| Aim |
All of the records listed below should be retyped exactly.

| The input |
::::::::

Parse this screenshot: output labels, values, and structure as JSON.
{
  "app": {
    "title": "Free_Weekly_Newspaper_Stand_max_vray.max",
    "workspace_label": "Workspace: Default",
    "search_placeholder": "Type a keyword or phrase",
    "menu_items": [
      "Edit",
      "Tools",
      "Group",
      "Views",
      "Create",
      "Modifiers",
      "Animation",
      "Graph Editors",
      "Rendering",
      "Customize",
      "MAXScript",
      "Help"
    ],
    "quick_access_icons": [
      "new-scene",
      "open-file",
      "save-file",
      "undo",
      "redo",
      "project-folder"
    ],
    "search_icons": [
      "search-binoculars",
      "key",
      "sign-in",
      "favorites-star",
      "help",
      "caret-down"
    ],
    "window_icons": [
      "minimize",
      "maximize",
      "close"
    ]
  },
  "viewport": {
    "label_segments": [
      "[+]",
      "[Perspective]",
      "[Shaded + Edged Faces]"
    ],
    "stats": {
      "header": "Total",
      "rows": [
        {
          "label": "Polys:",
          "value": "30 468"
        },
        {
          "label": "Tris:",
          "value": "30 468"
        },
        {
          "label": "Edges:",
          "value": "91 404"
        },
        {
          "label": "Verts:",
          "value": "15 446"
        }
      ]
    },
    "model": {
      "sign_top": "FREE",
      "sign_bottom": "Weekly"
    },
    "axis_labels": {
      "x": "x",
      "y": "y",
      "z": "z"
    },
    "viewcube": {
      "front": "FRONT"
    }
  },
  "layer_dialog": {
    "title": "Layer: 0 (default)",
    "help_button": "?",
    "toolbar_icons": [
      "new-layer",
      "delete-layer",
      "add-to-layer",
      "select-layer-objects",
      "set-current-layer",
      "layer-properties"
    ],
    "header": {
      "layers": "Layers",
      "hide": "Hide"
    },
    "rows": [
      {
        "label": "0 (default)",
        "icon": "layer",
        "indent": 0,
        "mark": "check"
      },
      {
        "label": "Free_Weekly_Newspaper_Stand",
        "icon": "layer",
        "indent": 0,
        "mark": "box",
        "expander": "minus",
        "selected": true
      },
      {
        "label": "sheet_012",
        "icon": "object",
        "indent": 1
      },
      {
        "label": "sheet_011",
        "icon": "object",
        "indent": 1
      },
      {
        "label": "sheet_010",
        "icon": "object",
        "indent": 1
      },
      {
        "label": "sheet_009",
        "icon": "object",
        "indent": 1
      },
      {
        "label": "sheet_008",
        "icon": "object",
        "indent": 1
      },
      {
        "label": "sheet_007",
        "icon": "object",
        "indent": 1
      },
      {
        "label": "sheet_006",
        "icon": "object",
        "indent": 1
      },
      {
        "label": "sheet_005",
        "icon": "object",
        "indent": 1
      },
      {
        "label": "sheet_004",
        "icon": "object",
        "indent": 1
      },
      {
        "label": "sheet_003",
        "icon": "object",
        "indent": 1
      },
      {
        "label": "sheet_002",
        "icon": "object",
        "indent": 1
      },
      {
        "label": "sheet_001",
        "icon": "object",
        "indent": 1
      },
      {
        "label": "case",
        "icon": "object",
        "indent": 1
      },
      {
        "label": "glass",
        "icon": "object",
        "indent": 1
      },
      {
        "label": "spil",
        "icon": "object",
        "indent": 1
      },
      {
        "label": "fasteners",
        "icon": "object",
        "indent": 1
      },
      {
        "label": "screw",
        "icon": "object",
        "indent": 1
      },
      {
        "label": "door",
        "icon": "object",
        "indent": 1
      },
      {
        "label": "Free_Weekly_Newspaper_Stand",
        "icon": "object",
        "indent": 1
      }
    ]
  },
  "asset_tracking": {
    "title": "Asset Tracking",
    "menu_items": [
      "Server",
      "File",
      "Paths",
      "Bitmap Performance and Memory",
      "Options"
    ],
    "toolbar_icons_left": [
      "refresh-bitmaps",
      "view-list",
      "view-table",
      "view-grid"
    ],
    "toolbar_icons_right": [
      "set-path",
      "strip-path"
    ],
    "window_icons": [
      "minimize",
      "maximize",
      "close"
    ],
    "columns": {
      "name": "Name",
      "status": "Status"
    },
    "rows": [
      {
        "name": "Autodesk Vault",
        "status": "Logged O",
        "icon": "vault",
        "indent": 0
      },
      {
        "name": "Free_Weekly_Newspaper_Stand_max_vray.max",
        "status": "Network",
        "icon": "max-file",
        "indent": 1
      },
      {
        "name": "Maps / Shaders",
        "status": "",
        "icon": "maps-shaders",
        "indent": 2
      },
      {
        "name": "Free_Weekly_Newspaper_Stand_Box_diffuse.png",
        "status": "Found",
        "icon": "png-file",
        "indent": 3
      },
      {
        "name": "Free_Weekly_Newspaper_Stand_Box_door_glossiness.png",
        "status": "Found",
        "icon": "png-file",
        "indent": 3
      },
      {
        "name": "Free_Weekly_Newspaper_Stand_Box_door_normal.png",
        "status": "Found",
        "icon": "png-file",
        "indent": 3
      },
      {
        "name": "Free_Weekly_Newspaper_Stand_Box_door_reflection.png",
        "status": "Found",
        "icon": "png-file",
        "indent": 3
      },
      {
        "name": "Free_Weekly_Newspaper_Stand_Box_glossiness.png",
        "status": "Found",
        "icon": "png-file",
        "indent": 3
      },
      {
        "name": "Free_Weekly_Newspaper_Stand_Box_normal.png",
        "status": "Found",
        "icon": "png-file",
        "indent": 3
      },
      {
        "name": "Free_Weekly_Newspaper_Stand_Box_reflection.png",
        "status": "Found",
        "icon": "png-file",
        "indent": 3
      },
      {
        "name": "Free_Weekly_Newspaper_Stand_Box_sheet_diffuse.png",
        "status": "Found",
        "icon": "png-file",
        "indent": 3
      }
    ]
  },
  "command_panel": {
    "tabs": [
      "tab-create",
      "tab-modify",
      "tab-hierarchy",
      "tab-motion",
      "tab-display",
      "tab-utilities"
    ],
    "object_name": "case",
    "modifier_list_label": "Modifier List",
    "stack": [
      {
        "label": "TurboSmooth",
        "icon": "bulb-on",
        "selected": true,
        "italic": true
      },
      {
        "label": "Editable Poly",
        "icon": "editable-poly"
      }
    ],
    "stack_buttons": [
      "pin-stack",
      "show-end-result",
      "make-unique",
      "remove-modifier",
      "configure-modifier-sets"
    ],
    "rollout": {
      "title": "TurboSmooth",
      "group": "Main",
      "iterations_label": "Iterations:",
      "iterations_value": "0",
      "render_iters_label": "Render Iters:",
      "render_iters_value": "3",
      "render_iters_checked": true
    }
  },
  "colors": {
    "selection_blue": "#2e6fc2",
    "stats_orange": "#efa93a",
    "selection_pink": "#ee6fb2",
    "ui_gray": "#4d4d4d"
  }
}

::::::::

| Result |
Parse this screenshot: output labels, values, and structure as JSON.
{
  "app": {
    "title": "Free_Weekly_Newspaper_Stand_max_vray.max",
    "workspace_label": "Workspace: Default",
    "search_placeholder": "Type a keyword or phrase",
    "menu_items": [
      "Edit",
      "Tools",
      "Group",
      "Views",
      "Create",
      "Modifiers",
      "Animation",
      "Graph Editors",
      "Rendering",
      "Customize",
      "MAXScript",
      "Help"
    ],
    "quick_access_icons": [
      "new-scene",
      "open-file",
      "save-file",
      "undo",
      "redo",
      "project-folder"
    ],
    "search_icons": [
      "search-binoculars",
      "key",
      "sign-in",
      "favorites-star",
      "help",
      "caret-down"
    ],
    "window_icons": [
      "minimize",
      "maximize",
      "close"
    ]
  },
  "viewport": {
    "label_segments": [
      "[+]",
      "[Perspective]",
      "[Shaded + Edged Faces]"
    ],
    "stats": {
      "header": "Total",
      "rows": [
        {
          "label": "Polys:",
          "value": "30 468"
        },
        {
          "label": "Tris:",
          "value": "30 468"
        },
        {
          "label": "Edges:",
          "value": "91 404"
        },
        {
          "label": "Verts:",
          "value": "15 446"
        }
      ]
    },
    "model": {
      "sign_top": "FREE",
      "sign_bottom": "Weekly"
    },
    "axis_labels": {
      "x": "x",
      "y": "y",
      "z": "z"
    },
    "viewcube": {
      "front": "FRONT"
    }
  },
  "layer_dialog": {
    "title": "Layer: 0 (default)",
    "help_button": "?",
    "toolbar_icons": [
      "new-layer",
      "delete-layer",
      "add-to-layer",
      "select-layer-objects",
      "set-current-layer",
      "layer-properties"
    ],
    "header": {
      "layers": "Layers",
      "hide": "Hide"
    },
    "rows": [
      {
        "label": "0 (default)",
        "icon": "layer",
        "indent": 0,
        "mark": "check"
      },
      {
        "label": "Free_Weekly_Newspaper_Stand",
        "icon": "layer",
        "indent": 0,
        "mark": "box",
        "expander": "minus",
        "selected": true
      },
      {
        "label": "sheet_012",
        "icon": "object",
        "indent": 1
      },
      {
        "label": "sheet_011",
        "icon": "object",
        "indent": 1
      },
      {
        "label": "sheet_010",
        "icon": "object",
        "indent": 1
      },
      {
        "label": "sheet_009",
        "icon": "object",
        "indent": 1
      },
      {
        "label": "sheet_008",
        "icon": "object",
        "indent": 1
      },
      {
        "label": "sheet_007",
        "icon": "object",
        "indent": 1
      },
      {
        "label": "sheet_006",
        "icon": "object",
        "indent": 1
      },
      {
        "label": "sheet_005",
        "icon": "object",
        "indent": 1
      },
      {
        "label": "sheet_004",
        "icon": "object",
        "indent": 1
      },
      {
        "label": "sheet_003",
        "icon": "object",
        "indent": 1
      },
      {
        "label": "sheet_002",
        "icon": "object",
        "indent": 1
      },
      {
        "label": "sheet_001",
        "icon": "object",
        "indent": 1
      },
      {
        "label": "case",
        "icon": "object",
        "indent": 1
      },
      {
        "label": "glass",
        "icon": "object",
        "indent": 1
      },
      {
        "label": "spil",
        "icon": "object",
        "indent": 1
      },
      {
        "label": "fasteners",
        "icon": "object",
        "indent": 1
      },
      {
        "label": "screw",
        "icon": "object",
        "indent": 1
      },
      {
        "label": "door",
        "icon": "object",
        "indent": 1
      },
      {
        "label": "Free_Weekly_Newspaper_Stand",
        "icon": "object",
        "indent": 1
      }
    ]
  },
  "asset_tracking": {
    "title": "Asset Tracking",
    "menu_items": [
      "Server",
      "File",
      "Paths",
      "Bitmap Performance and Memory",
      "Options"
    ],
    "toolbar_icons_left": [
      "refresh-bitmaps",
      "view-list",
      "view-table",
      "view-grid"
    ],
    "toolbar_icons_right": [
      "set-path",
      "strip-path"
    ],
    "window_icons": [
      "minimize",
      "maximize",
      "close"
    ],
    "columns": {
      "name": "Name",
      "status": "Status"
    },
    "rows": [
      {
        "name": "Autodesk Vault",
        "status": "Logged O",
        "icon": "vault",
        "indent": 0
      },
      {
        "name": "Free_Weekly_Newspaper_Stand_max_vray.max",
        "status": "Network",
        "icon": "max-file",
        "indent": 1
      },
      {
        "name": "Maps / Shaders",
        "status": "",
        "icon": "maps-shaders",
        "indent": 2
      },
      {
        "name": "Free_Weekly_Newspaper_Stand_Box_diffuse.png",
        "status": "Found",
        "icon": "png-file",
        "indent": 3
      },
      {
        "name": "Free_Weekly_Newspaper_Stand_Box_door_glossiness.png",
        "status": "Found",
        "icon": "png-file",
        "indent": 3
      },
      {
        "name": "Free_Weekly_Newspaper_Stand_Box_door_normal.png",
        "status": "Found",
        "icon": "png-file",
        "indent": 3
      },
      {
        "name": "Free_Weekly_Newspaper_Stand_Box_door_reflection.png",
        "status": "Found",
        "icon": "png-file",
        "indent": 3
      },
      {
        "name": "Free_Weekly_Newspaper_Stand_Box_glossiness.png",
        "status": "Found",
        "icon": "png-file",
        "indent": 3
      },
      {
        "name": "Free_Weekly_Newspaper_Stand_Box_normal.png",
        "status": "Found",
        "icon": "png-file",
        "indent": 3
      },
      {
        "name": "Free_Weekly_Newspaper_Stand_Box_reflection.png",
        "status": "Found",
        "icon": "png-file",
        "indent": 3
      },
      {
        "name": "Free_Weekly_Newspaper_Stand_Box_sheet_diffuse.png",
        "status": "Found",
        "icon": "png-file",
        "indent": 3
      }
    ]
  },
  "command_panel": {
    "tabs": [
      "tab-create",
      "tab-modify",
      "tab-hierarchy",
      "tab-motion",
      "tab-display",
      "tab-utilities"
    ],
    "object_name": "case",
    "modifier_list_label": "Modifier List",
    "stack": [
      {
        "label": "TurboSmooth",
        "icon": "bulb-on",
        "selected": true,
        "italic": true
      },
      {
        "label": "Editable Poly",
        "icon": "editable-poly"
      }
    ],
    "stack_buttons": [
      "pin-stack",
      "show-end-result",
      "make-unique",
      "remove-modifier",
      "configure-modifier-sets"
    ],
    "rollout": {
      "title": "TurboSmooth",
      "group": "Main",
      "iterations_label": "Iterations:",
      "iterations_value": "0",
      "render_iters_label": "Render Iters:",
      "render_iters_value": "3",
      "render_iters_checked": true
    }
  },
  "colors": {
    "selection_blue": "#2e6fc2",
    "stats_orange": "#efa93a",
    "selection_pink": "#ee6fb2",
    "ui_gray": "#4d4d4d"
  }
}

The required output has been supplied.